[start]

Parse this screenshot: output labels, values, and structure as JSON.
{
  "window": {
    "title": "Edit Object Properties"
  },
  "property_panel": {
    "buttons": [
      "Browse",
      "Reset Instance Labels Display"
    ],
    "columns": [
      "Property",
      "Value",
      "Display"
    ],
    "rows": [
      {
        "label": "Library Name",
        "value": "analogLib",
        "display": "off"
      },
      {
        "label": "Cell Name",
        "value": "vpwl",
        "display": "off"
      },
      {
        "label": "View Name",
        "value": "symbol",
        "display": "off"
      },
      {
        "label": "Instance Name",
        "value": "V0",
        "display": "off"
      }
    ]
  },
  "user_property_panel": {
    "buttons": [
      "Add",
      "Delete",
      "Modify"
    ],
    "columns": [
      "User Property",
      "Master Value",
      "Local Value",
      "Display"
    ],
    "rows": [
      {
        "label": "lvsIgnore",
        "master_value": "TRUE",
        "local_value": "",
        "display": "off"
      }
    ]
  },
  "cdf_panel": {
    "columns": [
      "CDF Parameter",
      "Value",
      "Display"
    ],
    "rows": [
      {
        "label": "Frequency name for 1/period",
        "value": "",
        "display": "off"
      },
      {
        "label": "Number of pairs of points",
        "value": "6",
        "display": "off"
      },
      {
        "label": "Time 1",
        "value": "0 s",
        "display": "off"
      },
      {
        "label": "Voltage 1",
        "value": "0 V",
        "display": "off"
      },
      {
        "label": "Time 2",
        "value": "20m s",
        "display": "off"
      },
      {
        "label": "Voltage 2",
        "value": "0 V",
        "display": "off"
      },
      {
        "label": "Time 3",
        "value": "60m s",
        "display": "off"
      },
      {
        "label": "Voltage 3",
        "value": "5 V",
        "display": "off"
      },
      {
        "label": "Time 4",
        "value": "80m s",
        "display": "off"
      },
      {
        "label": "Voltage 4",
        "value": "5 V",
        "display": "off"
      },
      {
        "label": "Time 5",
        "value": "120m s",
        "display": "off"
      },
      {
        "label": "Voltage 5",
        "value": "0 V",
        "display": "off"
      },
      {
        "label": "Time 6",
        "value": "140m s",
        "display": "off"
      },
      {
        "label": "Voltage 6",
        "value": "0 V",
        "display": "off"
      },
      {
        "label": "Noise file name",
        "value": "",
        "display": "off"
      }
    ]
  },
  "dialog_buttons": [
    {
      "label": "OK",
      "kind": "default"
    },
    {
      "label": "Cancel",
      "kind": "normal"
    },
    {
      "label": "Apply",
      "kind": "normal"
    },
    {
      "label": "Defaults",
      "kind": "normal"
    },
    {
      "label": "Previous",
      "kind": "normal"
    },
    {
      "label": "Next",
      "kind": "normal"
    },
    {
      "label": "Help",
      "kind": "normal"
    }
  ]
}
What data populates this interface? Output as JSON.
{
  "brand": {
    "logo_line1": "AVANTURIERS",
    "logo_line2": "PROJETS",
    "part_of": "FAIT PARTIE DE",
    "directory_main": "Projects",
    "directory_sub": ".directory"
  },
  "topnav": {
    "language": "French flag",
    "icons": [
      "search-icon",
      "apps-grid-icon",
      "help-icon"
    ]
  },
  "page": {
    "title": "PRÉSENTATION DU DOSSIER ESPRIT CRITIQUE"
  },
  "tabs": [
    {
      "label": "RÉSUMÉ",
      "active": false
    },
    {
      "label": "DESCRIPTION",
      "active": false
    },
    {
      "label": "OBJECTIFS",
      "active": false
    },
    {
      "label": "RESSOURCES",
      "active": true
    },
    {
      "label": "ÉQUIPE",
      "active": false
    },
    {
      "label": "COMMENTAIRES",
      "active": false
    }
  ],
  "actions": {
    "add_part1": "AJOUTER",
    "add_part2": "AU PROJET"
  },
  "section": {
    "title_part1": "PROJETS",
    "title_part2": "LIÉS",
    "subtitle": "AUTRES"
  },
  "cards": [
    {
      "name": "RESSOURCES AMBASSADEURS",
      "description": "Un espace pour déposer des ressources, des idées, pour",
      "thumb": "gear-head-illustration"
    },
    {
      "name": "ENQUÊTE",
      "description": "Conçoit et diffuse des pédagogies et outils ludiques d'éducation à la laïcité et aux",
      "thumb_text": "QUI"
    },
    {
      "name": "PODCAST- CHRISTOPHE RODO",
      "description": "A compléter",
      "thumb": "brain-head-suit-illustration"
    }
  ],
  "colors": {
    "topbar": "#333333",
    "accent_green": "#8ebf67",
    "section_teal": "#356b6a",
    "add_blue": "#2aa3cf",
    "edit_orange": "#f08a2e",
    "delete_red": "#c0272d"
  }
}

[end]

Stated goal: Looking at the records above, tally the lines holding "PROJETS" and reply with that number only.

Solved exercise: 2